**** SUPPLIED DATA

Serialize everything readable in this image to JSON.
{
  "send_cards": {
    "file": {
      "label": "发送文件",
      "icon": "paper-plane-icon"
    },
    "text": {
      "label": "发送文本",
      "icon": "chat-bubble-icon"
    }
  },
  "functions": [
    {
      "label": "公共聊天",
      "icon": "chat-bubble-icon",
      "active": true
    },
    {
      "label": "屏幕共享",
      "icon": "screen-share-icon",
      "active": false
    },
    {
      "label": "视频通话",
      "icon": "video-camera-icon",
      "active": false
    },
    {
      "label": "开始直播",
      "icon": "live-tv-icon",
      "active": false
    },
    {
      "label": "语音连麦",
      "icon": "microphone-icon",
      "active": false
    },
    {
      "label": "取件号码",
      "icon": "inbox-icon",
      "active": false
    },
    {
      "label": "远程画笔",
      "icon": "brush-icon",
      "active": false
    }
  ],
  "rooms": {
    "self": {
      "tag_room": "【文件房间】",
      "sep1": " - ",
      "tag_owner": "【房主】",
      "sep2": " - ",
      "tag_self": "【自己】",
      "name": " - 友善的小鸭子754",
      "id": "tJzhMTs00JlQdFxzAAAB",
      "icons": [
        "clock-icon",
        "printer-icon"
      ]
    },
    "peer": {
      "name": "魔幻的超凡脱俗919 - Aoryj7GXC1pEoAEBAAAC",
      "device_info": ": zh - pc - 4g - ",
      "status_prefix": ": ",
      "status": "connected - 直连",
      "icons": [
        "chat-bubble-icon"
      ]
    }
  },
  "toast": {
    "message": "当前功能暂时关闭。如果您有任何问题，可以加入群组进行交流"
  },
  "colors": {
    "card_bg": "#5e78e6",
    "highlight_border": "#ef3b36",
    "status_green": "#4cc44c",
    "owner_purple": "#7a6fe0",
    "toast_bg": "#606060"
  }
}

********

**STATED GOAL:**
Write out every line of the material again, exactly as it reads.

**TASK OUTPUT:**
Serialize everything readable in this image to JSON.
{
  "send_cards": {
    "file": {
      "label": "发送文件",
      "icon": "paper-plane-icon"
    },
    "text": {
      "label": "发送文本",
      "icon": "chat-bubble-icon"
    }
  },
  "functions": [
    {
      "label": "公共聊天",
      "icon": "chat-bubble-icon",
      "active": true
    },
    {
      "label": "屏幕共享",
      "icon": "screen-share-icon",
      "active": false
    },
    {
      "label": "视频通话",
      "icon": "video-camera-icon",
      "active": false
    },
    {
      "label": "开始直播",
      "icon": "live-tv-icon",
      "active": false
    },
    {
      "label": "语音连麦",
      "icon": "microphone-icon",
      "active": false
    },
    {
      "label": "取件号码",
      "icon": "inbox-icon",
      "active": false
    },
    {
      "label": "远程画笔",
      "icon": "brush-icon",
      "active": false
    }
  ],
  "rooms": {
    "self": {
      "tag_room": "【文件房间】",
      "sep1": " - ",
      "tag_owner": "【房主】",
      "sep2": " - ",
      "tag_self": "【自己】",
      "name": " - 友善的小鸭子754",
      "id": "tJzhMTs00JlQdFxzAAAB",
      "icons": [
        "clock-icon",
        "printer-icon"
      ]
    },
    "peer": {
      "name": "魔幻的超凡脱俗919 - Aoryj7GXC1pEoAEBAAAC",
      "device_info": ": zh - pc - 4g - ",
      "status_prefix": ": ",
      "status": "connected - 直连",
      "icons": [
        "chat-bubble-icon"
      ]
    }
  },
  "toast": {
    "message": "当前功能暂时关闭。如果您有任何问题，可以加入群组进行交流"
  },
  "colors": {
    "card_bg": "#5e78e6",
    "highlight_border": "#ef3b36",
    "status_green": "#4cc44c",
    "owner_purple": "#7a6fe0",
    "toast_bg": "#606060"
  }
}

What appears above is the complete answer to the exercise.